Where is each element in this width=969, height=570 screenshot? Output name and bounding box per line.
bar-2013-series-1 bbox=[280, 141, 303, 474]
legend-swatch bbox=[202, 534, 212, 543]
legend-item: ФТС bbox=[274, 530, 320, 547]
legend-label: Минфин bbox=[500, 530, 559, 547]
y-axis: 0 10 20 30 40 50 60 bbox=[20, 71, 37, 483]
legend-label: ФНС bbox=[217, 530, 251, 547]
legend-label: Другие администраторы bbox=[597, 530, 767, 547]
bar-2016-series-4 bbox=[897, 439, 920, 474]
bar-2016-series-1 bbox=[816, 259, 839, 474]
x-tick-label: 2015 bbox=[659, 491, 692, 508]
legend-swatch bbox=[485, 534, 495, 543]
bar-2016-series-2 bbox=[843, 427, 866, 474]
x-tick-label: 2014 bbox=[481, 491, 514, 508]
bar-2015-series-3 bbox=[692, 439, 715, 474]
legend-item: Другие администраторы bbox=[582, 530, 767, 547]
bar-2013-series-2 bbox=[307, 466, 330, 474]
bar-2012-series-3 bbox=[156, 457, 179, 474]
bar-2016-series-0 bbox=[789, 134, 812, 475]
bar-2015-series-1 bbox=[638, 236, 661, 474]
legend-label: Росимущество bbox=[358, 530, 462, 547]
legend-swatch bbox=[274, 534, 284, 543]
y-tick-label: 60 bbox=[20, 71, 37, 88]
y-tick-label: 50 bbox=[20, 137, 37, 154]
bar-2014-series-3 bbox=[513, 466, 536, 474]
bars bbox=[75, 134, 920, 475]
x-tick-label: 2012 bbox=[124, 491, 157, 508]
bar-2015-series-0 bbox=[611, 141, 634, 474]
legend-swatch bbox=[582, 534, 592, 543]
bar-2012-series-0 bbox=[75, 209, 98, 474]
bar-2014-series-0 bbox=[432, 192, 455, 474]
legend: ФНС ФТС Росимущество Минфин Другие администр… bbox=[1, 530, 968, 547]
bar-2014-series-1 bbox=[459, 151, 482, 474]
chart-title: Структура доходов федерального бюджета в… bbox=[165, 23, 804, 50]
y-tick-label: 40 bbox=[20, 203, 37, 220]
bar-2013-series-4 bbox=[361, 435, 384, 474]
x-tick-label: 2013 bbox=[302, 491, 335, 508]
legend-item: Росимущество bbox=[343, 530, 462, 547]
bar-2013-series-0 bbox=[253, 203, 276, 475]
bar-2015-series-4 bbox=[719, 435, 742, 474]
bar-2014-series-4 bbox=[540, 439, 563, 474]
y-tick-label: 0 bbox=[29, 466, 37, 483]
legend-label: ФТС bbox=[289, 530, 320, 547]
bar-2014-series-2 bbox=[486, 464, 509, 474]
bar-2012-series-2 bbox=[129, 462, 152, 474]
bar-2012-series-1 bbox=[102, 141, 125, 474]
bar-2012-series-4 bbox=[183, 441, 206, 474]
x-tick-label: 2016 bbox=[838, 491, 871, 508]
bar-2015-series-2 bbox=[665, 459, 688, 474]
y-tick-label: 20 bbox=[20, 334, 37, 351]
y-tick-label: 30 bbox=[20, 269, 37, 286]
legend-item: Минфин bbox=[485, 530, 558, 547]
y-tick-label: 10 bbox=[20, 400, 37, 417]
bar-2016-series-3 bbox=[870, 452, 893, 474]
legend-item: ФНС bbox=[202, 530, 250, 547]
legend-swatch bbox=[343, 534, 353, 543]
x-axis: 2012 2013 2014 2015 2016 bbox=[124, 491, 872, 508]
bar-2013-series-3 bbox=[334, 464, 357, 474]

* **WHAT THE TASK REQUIRES**: Copy the entries from the first line up to and including the line with "y-axis: 0 10", replacing "screenshot" with "chart rendering" and leaving everything else unchanged.

* **REPLY TO THE TASK**:
Where is each element in this width=969, height=570 chart rendering? Output name and bounding box per line.
bar-2013-series-1 bbox=[280, 141, 303, 474]
legend-swatch bbox=[202, 534, 212, 543]
legend-item: ФТС bbox=[274, 530, 320, 547]
legend-label: Минфин bbox=[500, 530, 559, 547]
y-axis: 0 10 20 30 40 50 60 bbox=[20, 71, 37, 483]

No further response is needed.